> Exercise objective
The records that follow are to be repeated without alteration.
══ Record extracts
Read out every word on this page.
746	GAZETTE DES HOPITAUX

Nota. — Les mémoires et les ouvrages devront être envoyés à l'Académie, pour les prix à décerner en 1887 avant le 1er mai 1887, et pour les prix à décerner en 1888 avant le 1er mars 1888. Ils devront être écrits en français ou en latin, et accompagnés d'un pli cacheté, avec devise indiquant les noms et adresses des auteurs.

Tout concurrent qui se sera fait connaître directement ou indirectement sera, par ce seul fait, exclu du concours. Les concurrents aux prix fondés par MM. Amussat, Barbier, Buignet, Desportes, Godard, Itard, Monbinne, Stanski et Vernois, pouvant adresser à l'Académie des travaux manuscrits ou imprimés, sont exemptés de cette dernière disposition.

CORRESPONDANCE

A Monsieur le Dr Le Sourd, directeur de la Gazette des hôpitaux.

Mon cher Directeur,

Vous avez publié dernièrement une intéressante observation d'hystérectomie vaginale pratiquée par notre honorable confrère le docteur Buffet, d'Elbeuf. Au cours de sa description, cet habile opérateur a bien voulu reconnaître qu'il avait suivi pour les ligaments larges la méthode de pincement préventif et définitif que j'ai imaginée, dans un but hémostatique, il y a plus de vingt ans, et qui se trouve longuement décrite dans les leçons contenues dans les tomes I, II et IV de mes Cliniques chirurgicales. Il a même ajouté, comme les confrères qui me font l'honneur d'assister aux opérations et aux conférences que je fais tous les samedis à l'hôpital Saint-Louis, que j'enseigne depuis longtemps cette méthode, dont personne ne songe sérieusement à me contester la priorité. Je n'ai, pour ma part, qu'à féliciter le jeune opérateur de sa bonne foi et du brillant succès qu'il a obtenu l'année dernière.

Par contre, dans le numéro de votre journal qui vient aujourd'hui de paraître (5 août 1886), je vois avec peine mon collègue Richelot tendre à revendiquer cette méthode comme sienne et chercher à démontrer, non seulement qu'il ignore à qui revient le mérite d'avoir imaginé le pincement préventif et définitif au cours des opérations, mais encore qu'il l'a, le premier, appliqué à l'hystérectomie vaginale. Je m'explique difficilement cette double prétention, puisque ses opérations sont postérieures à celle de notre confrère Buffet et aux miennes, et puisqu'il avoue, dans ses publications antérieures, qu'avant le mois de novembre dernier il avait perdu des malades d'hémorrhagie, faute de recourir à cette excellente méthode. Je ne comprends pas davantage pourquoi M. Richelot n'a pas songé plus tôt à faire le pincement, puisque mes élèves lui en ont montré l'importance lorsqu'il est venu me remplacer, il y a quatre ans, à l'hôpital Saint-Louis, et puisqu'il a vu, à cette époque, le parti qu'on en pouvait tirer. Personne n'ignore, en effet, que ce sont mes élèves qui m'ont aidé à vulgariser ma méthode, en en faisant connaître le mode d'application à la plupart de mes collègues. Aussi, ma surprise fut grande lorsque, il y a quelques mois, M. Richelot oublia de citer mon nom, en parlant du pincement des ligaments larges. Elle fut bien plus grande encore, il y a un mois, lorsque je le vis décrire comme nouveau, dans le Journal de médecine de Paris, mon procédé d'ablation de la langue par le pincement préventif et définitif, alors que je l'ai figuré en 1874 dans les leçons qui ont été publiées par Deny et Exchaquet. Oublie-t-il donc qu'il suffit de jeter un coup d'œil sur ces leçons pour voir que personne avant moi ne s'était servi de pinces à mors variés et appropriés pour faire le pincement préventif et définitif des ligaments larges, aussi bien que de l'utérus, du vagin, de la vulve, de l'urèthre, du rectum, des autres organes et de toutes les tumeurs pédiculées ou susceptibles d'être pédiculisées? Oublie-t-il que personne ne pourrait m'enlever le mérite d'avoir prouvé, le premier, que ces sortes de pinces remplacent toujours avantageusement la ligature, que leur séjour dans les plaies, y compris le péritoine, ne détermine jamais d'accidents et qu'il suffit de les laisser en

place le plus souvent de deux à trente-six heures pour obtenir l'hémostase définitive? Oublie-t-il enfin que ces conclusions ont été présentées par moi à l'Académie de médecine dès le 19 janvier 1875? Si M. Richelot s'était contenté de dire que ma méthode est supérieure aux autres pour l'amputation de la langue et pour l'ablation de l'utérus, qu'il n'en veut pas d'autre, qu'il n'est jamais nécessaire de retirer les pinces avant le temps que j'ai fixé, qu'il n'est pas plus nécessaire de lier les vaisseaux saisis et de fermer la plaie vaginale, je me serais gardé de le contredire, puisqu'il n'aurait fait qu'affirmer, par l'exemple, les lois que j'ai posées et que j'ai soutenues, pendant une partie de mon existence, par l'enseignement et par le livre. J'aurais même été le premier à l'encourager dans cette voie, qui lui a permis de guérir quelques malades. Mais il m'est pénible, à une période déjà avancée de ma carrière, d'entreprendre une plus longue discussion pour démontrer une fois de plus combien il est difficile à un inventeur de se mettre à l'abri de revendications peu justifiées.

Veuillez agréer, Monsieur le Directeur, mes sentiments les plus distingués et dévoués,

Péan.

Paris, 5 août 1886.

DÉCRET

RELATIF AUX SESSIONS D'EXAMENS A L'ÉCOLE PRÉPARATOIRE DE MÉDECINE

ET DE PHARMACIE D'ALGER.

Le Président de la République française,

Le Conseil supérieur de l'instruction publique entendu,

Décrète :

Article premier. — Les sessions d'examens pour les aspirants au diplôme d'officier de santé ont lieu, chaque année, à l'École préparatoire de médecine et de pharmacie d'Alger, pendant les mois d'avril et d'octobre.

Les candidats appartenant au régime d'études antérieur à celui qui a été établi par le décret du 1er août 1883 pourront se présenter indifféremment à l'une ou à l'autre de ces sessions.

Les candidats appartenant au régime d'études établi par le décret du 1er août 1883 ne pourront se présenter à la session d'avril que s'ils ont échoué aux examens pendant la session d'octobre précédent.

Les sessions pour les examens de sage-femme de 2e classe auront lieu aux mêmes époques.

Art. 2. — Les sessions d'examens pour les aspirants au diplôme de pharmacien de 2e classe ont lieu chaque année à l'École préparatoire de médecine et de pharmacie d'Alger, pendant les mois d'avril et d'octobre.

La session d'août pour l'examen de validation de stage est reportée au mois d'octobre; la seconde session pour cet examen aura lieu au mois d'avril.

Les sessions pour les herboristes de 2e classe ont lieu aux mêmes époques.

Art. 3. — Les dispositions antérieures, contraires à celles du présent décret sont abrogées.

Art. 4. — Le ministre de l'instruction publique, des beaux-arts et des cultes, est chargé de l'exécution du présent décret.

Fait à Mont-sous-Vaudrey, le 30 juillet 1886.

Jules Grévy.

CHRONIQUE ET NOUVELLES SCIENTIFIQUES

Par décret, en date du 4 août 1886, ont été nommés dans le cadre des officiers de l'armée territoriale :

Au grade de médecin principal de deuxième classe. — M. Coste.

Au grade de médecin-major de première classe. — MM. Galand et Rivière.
════
> Exercise solution
Read out every word on this page.
746	GAZETTE DES HOPITAUX

Nota. — Les mémoires et les ouvrages devront être envoyés à l'Académie, pour les prix à décerner en 1887 avant le 1er mai 1887, et pour les prix à décerner en 1888 avant le 1er mars 1888. Ils devront être écrits en français ou en latin, et accompagnés d'un pli cacheté, avec devise indiquant les noms et adresses des auteurs.

Tout concurrent qui se sera fait connaître directement ou indirectement sera, par ce seul fait, exclu du concours. Les concurrents aux prix fondés par MM. Amussat, Barbier, Buignet, Desportes, Godard, Itard, Monbinne, Stanski et Vernois, pouvant adresser à l'Académie des travaux manuscrits ou imprimés, sont exemptés de cette dernière disposition.

CORRESPONDANCE

A Monsieur le Dr Le Sourd, directeur de la Gazette des hôpitaux.

Mon cher Directeur,

Vous avez publié dernièrement une intéressante observation d'hystérectomie vaginale pratiquée par notre honorable confrère le docteur Buffet, d'Elbeuf. Au cours de sa description, cet habile opérateur a bien voulu reconnaître qu'il avait suivi pour les ligaments larges la méthode de pincement préventif et définitif que j'ai imaginée, dans un but hémostatique, il y a plus de vingt ans, et qui se trouve longuement décrite dans les leçons contenues dans les tomes I, II et IV de mes Cliniques chirurgicales. Il a même ajouté, comme les confrères qui me font l'honneur d'assister aux opérations et aux conférences que je fais tous les samedis à l'hôpital Saint-Louis, que j'enseigne depuis longtemps cette méthode, dont personne ne songe sérieusement à me contester la priorité. Je n'ai, pour ma part, qu'à féliciter le jeune opérateur de sa bonne foi et du brillant succès qu'il a obtenu l'année dernière.

Par contre, dans le numéro de votre journal qui vient aujourd'hui de paraître (5 août 1886), je vois avec peine mon collègue Richelot tendre à revendiquer cette méthode comme sienne et chercher à démontrer, non seulement qu'il ignore à qui revient le mérite d'avoir imaginé le pincement préventif et définitif au cours des opérations, mais encore qu'il l'a, le premier, appliqué à l'hystérectomie vaginale. Je m'explique difficilement cette double prétention, puisque ses opérations sont postérieures à celle de notre confrère Buffet et aux miennes, et puisqu'il avoue, dans ses publications antérieures, qu'avant le mois de novembre dernier il avait perdu des malades d'hémorrhagie, faute de recourir à cette excellente méthode. Je ne comprends pas davantage pourquoi M. Richelot n'a pas songé plus tôt à faire le pincement, puisque mes élèves lui en ont montré l'importance lorsqu'il est venu me remplacer, il y a quatre ans, à l'hôpital Saint-Louis, et puisqu'il a vu, à cette époque, le parti qu'on en pouvait tirer. Personne n'ignore, en effet, que ce sont mes élèves qui m'ont aidé à vulgariser ma méthode, en en faisant connaître le mode d'application à la plupart de mes collègues. Aussi, ma surprise fut grande lorsque, il y a quelques mois, M. Richelot oublia de citer mon nom, en parlant du pincement des ligaments larges. Elle fut bien plus grande encore, il y a un mois, lorsque je le vis décrire comme nouveau, dans le Journal de médecine de Paris, mon procédé d'ablation de la langue par le pincement préventif et définitif, alors que je l'ai figuré en 1874 dans les leçons qui ont été publiées par Deny et Exchaquet. Oublie-t-il donc qu'il suffit de jeter un coup d'œil sur ces leçons pour voir que personne avant moi ne s'était servi de pinces à mors variés et appropriés pour faire le pincement préventif et définitif des ligaments larges, aussi bien que de l'utérus, du vagin, de la vulve, de l'urèthre, du rectum, des autres organes et de toutes les tumeurs pédiculées ou susceptibles d'être pédiculisées? Oublie-t-il que personne ne pourrait m'enlever le mérite d'avoir prouvé, le premier, que ces sortes de pinces remplacent toujours avantageusement la ligature, que leur séjour dans les plaies, y compris le péritoine, ne détermine jamais d'accidents et qu'il suffit de les laisser en

place le plus souvent de deux à trente-six heures pour obtenir l'hémostase définitive? Oublie-t-il enfin que ces conclusions ont été présentées par moi à l'Académie de médecine dès le 19 janvier 1875? Si M. Richelot s'était contenté de dire que ma méthode est supérieure aux autres pour l'amputation de la langue et pour l'ablation de l'utérus, qu'il n'en veut pas d'autre, qu'il n'est jamais nécessaire de retirer les pinces avant le temps que j'ai fixé, qu'il n'est pas plus nécessaire de lier les vaisseaux saisis et de fermer la plaie vaginale, je me serais gardé de le contredire, puisqu'il n'aurait fait qu'affirmer, par l'exemple, les lois que j'ai posées et que j'ai soutenues, pendant une partie de mon existence, par l'enseignement et par le livre. J'aurais même été le premier à l'encourager dans cette voie, qui lui a permis de guérir quelques malades. Mais il m'est pénible, à une période déjà avancée de ma carrière, d'entreprendre une plus longue discussion pour démontrer une fois de plus combien il est difficile à un inventeur de se mettre à l'abri de revendications peu justifiées.

Veuillez agréer, Monsieur le Directeur, mes sentiments les plus distingués et dévoués,

Péan.

Paris, 5 août 1886.

DÉCRET

RELATIF AUX SESSIONS D'EXAMENS A L'ÉCOLE PRÉPARATOIRE DE MÉDECINE

ET DE PHARMACIE D'ALGER.

Le Président de la République française,

Le Conseil supérieur de l'instruction publique entendu,

Décrète :

Article premier. — Les sessions d'examens pour les aspirants au diplôme d'officier de santé ont lieu, chaque année, à l'École préparatoire de médecine et de pharmacie d'Alger, pendant les mois d'avril et d'octobre.

Les candidats appartenant au régime d'études antérieur à celui qui a été établi par le décret du 1er août 1883 pourront se présenter indifféremment à l'une ou à l'autre de ces sessions.

Les candidats appartenant au régime d'études établi par le décret du 1er août 1883 ne pourront se présenter à la session d'avril que s'ils ont échoué aux examens pendant la session d'octobre précédent.

Les sessions pour les examens de sage-femme de 2e classe auront lieu aux mêmes époques.

Art. 2. — Les sessions d'examens pour les aspirants au diplôme de pharmacien de 2e classe ont lieu chaque année à l'École préparatoire de médecine et de pharmacie d'Alger, pendant les mois d'avril et d'octobre.

La session d'août pour l'examen de validation de stage est reportée au mois d'octobre; la seconde session pour cet examen aura lieu au mois d'avril.

Les sessions pour les herboristes de 2e classe ont lieu aux mêmes époques.

Art. 3. — Les dispositions antérieures, contraires à celles du présent décret sont abrogées.

Art. 4. — Le ministre de l'instruction publique, des beaux-arts et des cultes, est chargé de l'exécution du présent décret.

Fait à Mont-sous-Vaudrey, le 30 juillet 1886.

Jules Grévy.

CHRONIQUE ET NOUVELLES SCIENTIFIQUES

Par décret, en date du 4 août 1886, ont été nommés dans le cadre des officiers de l'armée territoriale :

Au grade de médecin principal de deuxième classe. — M. Coste.

Au grade de médecin-major de première classe. — MM. Galand et Rivière.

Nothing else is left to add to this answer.